[Exercise objective]:
Pull out every line below that holds the word "title".
········
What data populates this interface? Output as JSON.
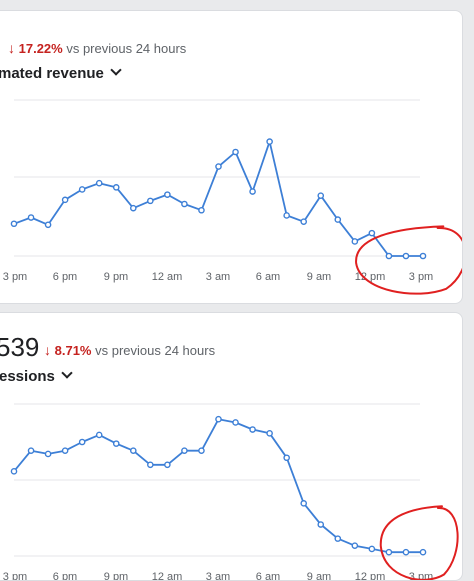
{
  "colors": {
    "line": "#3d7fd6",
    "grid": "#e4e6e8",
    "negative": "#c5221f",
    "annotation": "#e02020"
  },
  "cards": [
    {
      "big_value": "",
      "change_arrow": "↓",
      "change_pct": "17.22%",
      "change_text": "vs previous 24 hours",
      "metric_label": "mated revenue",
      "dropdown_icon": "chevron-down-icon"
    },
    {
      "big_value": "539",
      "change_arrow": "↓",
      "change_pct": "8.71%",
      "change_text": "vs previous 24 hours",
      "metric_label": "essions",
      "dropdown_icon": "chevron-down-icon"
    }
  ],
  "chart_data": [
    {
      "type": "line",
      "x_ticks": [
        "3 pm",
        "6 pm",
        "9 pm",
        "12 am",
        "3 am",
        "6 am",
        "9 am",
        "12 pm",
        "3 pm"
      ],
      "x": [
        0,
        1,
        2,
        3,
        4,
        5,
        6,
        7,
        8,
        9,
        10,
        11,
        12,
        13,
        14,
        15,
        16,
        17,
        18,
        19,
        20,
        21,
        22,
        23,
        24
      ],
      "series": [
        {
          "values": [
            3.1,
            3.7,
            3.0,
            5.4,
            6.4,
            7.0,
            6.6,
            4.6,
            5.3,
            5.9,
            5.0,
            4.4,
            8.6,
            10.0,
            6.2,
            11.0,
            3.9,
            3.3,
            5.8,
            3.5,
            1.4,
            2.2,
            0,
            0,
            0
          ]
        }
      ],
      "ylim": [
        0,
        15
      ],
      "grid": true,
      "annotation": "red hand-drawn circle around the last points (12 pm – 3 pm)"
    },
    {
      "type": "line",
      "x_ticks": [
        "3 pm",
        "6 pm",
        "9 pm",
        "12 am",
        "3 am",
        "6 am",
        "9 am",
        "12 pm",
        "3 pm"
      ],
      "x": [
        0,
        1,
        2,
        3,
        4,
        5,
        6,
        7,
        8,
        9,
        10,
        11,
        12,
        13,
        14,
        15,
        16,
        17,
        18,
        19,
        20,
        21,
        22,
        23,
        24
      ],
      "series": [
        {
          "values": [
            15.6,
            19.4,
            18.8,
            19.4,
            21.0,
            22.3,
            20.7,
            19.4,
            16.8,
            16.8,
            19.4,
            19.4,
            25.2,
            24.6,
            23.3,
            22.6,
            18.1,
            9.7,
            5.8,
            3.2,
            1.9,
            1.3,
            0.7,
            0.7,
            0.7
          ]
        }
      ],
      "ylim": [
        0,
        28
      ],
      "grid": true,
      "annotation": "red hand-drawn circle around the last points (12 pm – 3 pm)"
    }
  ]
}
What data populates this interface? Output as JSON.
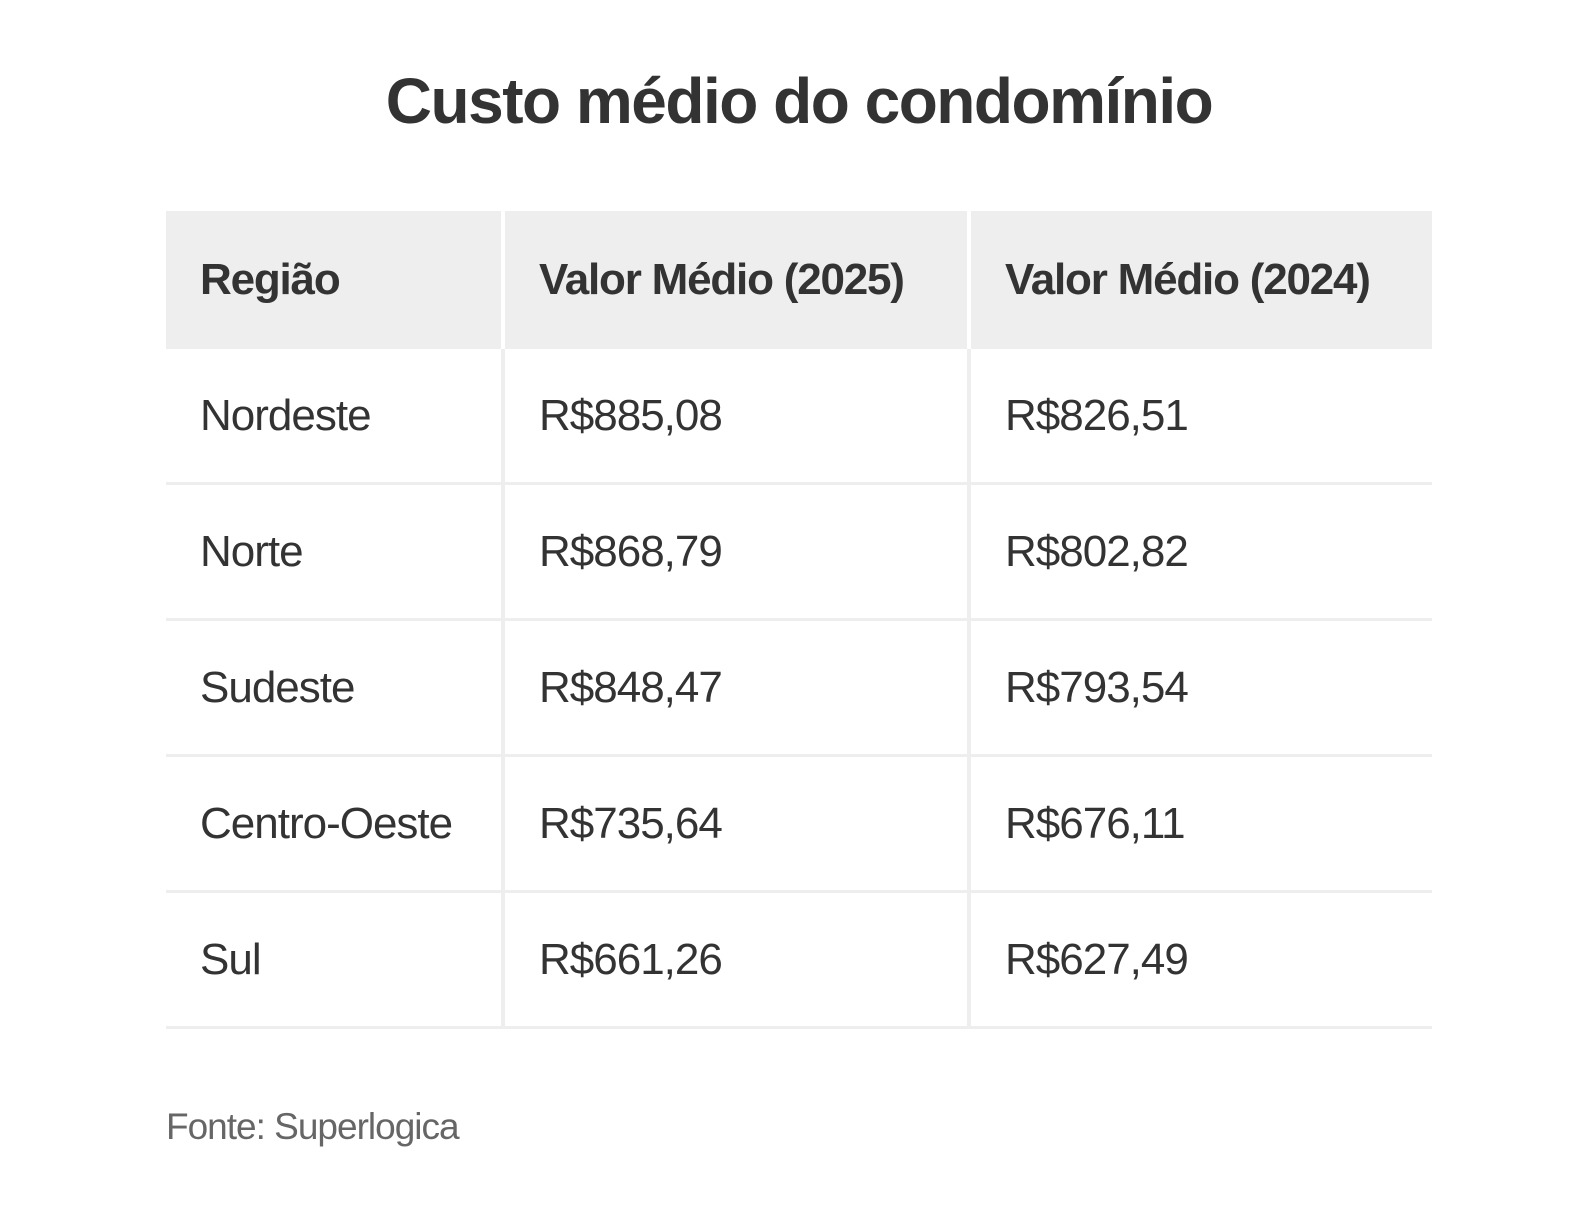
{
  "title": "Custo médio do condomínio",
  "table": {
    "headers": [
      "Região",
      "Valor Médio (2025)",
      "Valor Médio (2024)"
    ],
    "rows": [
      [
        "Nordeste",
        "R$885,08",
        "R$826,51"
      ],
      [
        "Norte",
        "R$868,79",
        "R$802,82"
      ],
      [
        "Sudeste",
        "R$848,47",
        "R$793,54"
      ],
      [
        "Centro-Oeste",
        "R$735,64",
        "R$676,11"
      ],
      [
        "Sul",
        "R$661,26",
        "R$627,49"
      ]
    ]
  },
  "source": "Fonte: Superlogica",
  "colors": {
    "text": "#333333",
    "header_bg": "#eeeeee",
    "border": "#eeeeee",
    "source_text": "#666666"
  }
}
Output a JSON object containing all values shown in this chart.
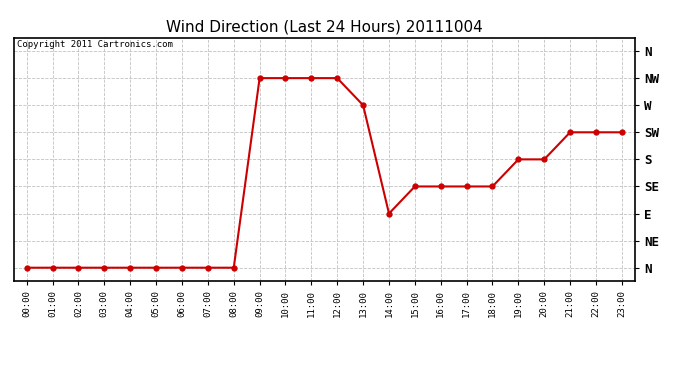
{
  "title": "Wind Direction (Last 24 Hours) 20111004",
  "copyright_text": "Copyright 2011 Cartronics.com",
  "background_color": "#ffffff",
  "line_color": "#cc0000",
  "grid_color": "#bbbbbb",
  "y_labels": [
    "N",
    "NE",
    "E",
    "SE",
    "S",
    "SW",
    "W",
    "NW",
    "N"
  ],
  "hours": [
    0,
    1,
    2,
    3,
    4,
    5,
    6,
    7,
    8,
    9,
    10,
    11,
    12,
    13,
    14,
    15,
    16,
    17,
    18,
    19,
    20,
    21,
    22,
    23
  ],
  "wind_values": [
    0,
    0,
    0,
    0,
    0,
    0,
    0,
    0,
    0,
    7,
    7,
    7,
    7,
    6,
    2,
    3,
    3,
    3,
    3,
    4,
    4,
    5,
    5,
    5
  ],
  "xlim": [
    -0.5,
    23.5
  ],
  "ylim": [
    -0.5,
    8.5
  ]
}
········
[Response for this exercise]:
  "title": "Custo médio do condomínio",
  "title": "Wind Direction (Last 24 Hours) 20111004",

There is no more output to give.